[Items listed in a dataset]
----

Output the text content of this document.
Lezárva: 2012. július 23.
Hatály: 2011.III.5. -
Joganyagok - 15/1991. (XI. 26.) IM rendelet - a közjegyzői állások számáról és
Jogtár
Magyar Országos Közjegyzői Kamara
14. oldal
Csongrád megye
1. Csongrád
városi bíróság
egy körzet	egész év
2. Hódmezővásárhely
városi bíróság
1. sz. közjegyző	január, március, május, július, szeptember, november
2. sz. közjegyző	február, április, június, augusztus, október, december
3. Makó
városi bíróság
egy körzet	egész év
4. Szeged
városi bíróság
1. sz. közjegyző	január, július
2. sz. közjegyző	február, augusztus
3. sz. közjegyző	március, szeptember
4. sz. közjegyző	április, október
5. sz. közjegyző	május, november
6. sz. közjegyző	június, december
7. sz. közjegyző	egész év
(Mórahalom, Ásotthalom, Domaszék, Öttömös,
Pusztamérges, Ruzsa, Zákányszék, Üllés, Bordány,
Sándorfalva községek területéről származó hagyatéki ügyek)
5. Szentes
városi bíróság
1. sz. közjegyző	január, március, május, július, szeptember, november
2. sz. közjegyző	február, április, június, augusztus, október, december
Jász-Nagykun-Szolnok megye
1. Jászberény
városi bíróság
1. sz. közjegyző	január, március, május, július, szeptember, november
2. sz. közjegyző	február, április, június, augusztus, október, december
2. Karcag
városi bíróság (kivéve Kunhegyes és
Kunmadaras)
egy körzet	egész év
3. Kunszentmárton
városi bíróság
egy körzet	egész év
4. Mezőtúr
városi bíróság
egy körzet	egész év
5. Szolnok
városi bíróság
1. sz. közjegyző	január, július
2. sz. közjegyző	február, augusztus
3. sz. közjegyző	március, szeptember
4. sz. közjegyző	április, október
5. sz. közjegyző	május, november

----

*WHAT THE TASK REQUIRES*
Write out all the entries exactly.

*FINISHED ANSWER*
Output the text content of this document.
Lezárva: 2012. július 23.
Hatály: 2011.III.5. -
Joganyagok - 15/1991. (XI. 26.) IM rendelet - a közjegyzői állások számáról és
Jogtár
Magyar Országos Közjegyzői Kamara
14. oldal
Csongrád megye
1. Csongrád
városi bíróság
egy körzet	egész év
2. Hódmezővásárhely
városi bíróság
1. sz. közjegyző	január, március, május, július, szeptember, november
2. sz. közjegyző	február, április, június, augusztus, október, december
3. Makó
városi bíróság
egy körzet	egész év
4. Szeged
városi bíróság
1. sz. közjegyző	január, július
2. sz. közjegyző	február, augusztus
3. sz. közjegyző	március, szeptember
4. sz. közjegyző	április, október
5. sz. közjegyző	május, november
6. sz. közjegyző	június, december
7. sz. közjegyző	egész év
(Mórahalom, Ásotthalom, Domaszék, Öttömös,
Pusztamérges, Ruzsa, Zákányszék, Üllés, Bordány,
Sándorfalva községek területéről származó hagyatéki ügyek)
5. Szentes
városi bíróság
1. sz. közjegyző	január, március, május, július, szeptember, november
2. sz. közjegyző	február, április, június, augusztus, október, december
Jász-Nagykun-Szolnok megye
1. Jászberény
városi bíróság
1. sz. közjegyző	január, március, május, július, szeptember, november
2. sz. közjegyző	február, április, június, augusztus, október, december
2. Karcag
városi bíróság (kivéve Kunhegyes és
Kunmadaras)
egy körzet	egész év
3. Kunszentmárton
városi bíróság
egy körzet	egész év
4. Mezőtúr
városi bíróság
egy körzet	egész év
5. Szolnok
városi bíróság
1. sz. közjegyző	január, július
2. sz. közjegyző	február, augusztus
3. sz. közjegyző	március, szeptember
4. sz. közjegyző	április, október
5. sz. közjegyző	május, november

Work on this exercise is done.